### Task directions
Arrange each line of the material below as a numbered list, leaving out any blank lines.
╭─ Information provided
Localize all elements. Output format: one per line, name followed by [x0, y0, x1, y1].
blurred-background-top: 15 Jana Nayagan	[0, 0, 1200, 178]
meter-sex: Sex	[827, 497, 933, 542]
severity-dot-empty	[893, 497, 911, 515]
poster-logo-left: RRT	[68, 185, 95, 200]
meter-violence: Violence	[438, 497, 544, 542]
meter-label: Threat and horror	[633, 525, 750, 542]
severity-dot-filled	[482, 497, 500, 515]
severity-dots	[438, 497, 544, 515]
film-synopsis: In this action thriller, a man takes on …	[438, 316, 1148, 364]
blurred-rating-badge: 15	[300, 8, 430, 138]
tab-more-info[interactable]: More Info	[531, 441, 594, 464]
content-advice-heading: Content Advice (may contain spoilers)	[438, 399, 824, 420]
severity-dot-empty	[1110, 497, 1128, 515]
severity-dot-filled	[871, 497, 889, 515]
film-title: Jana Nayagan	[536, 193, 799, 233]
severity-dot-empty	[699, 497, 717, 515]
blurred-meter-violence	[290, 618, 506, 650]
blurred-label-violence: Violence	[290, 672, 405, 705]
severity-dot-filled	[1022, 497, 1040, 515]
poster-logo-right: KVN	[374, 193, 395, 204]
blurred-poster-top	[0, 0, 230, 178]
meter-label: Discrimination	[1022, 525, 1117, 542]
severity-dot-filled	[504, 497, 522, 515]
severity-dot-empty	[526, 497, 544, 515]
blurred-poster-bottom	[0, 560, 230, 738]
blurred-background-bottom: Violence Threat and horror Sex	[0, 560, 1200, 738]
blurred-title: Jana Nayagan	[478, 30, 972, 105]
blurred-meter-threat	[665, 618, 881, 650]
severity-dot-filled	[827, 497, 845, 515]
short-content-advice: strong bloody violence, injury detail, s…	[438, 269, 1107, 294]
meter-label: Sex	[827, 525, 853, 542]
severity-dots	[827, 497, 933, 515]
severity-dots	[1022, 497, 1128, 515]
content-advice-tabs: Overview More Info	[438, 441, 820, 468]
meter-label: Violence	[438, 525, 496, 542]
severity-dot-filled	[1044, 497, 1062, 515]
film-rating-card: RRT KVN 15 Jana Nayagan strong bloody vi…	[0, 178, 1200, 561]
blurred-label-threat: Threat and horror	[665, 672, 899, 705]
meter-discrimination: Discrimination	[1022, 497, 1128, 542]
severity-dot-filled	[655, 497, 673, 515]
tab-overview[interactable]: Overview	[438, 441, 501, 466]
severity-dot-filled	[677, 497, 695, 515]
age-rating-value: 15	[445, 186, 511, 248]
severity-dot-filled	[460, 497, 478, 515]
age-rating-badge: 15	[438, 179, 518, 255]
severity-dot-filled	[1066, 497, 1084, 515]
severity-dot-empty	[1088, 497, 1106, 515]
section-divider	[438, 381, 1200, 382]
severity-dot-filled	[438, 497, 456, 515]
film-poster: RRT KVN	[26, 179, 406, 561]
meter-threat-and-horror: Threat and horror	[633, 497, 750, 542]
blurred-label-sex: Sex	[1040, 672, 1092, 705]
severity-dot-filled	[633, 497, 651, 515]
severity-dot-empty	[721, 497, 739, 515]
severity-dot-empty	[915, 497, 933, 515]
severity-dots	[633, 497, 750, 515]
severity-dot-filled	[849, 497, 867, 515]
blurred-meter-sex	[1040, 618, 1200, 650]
╰─
### Written response
1. Localize all elements. Output format: one per line, name followed by [x0, y0, x1, y1].
2. blurred-background-top: 15 Jana Nayagan	[0, 0, 1200, 178]
3. meter-sex: Sex	[827, 497, 933, 542]
4. severity-dot-empty	[893, 497, 911, 515]
5. poster-logo-left: RRT	[68, 185, 95, 200]
6. meter-violence: Violence	[438, 497, 544, 542]
7. meter-label: Threat and horror	[633, 525, 750, 542]
8. severity-dot-filled	[482, 497, 500, 515]
9. severity-dots	[438, 497, 544, 515]
10. film-synopsis: In this action thriller, a man takes on …	[438, 316, 1148, 364]
11. blurred-rating-badge: 15	[300, 8, 430, 138]
12. tab-more-info[interactable]: More Info	[531, 441, 594, 464]
13. content-advice-heading: Content Advice (may contain spoilers)	[438, 399, 824, 420]
14. severity-dot-empty	[1110, 497, 1128, 515]
15. severity-dot-filled	[871, 497, 889, 515]
16. film-title: Jana Nayagan	[536, 193, 799, 233]
17. severity-dot-empty	[699, 497, 717, 515]
18. blurred-meter-violence	[290, 618, 506, 650]
19. blurred-label-violence: Violence	[290, 672, 405, 705]
20. severity-dot-filled	[1022, 497, 1040, 515]
21. poster-logo-right: KVN	[374, 193, 395, 204]
22. blurred-poster-top	[0, 0, 230, 178]
23. meter-label: Discrimination	[1022, 525, 1117, 542]
24. severity-dot-filled	[504, 497, 522, 515]
25. severity-dot-empty	[526, 497, 544, 515]
26. blurred-poster-bottom	[0, 560, 230, 738]
27. blurred-background-bottom: Violence Threat and horror Sex	[0, 560, 1200, 738]
28. blurred-title: Jana Nayagan	[478, 30, 972, 105]
29. blurred-meter-threat	[665, 618, 881, 650]
30. severity-dot-filled	[827, 497, 845, 515]
31. short-content-advice: strong bloody violence, injury detail, s…	[438, 269, 1107, 294]
32. meter-label: Sex	[827, 525, 853, 542]
33. severity-dots	[827, 497, 933, 515]
34. severity-dots	[1022, 497, 1128, 515]
35. content-advice-tabs: Overview More Info	[438, 441, 820, 468]
36. meter-label: Violence	[438, 525, 496, 542]
37. severity-dot-filled	[1044, 497, 1062, 515]
38. film-rating-card: RRT KVN 15 Jana Nayagan strong bloody vi…	[0, 178, 1200, 561]
39. blurred-label-threat: Threat and horror	[665, 672, 899, 705]
40. meter-discrimination: Discrimination	[1022, 497, 1128, 542]
41. severity-dot-filled	[655, 497, 673, 515]
42. tab-overview[interactable]: Overview	[438, 441, 501, 466]
43. severity-dot-filled	[677, 497, 695, 515]
44. age-rating-value: 15	[445, 186, 511, 248]
45. severity-dot-filled	[460, 497, 478, 515]
46. age-rating-badge: 15	[438, 179, 518, 255]
47. severity-dot-filled	[1066, 497, 1084, 515]
48. severity-dot-empty	[1088, 497, 1106, 515]
49. section-divider	[438, 381, 1200, 382]
50. severity-dot-filled	[438, 497, 456, 515]
51. film-poster: RRT KVN	[26, 179, 406, 561]
52. meter-threat-and-horror: Threat and horror	[633, 497, 750, 542]
53. blurred-label-sex: Sex	[1040, 672, 1092, 705]
54. severity-dot-filled	[633, 497, 651, 515]
55. severity-dot-empty	[721, 497, 739, 515]
56. severity-dot-empty	[915, 497, 933, 515]
57. severity-dots	[633, 497, 750, 515]
58. severity-dot-filled	[849, 497, 867, 515]
59. blurred-meter-sex	[1040, 618, 1200, 650]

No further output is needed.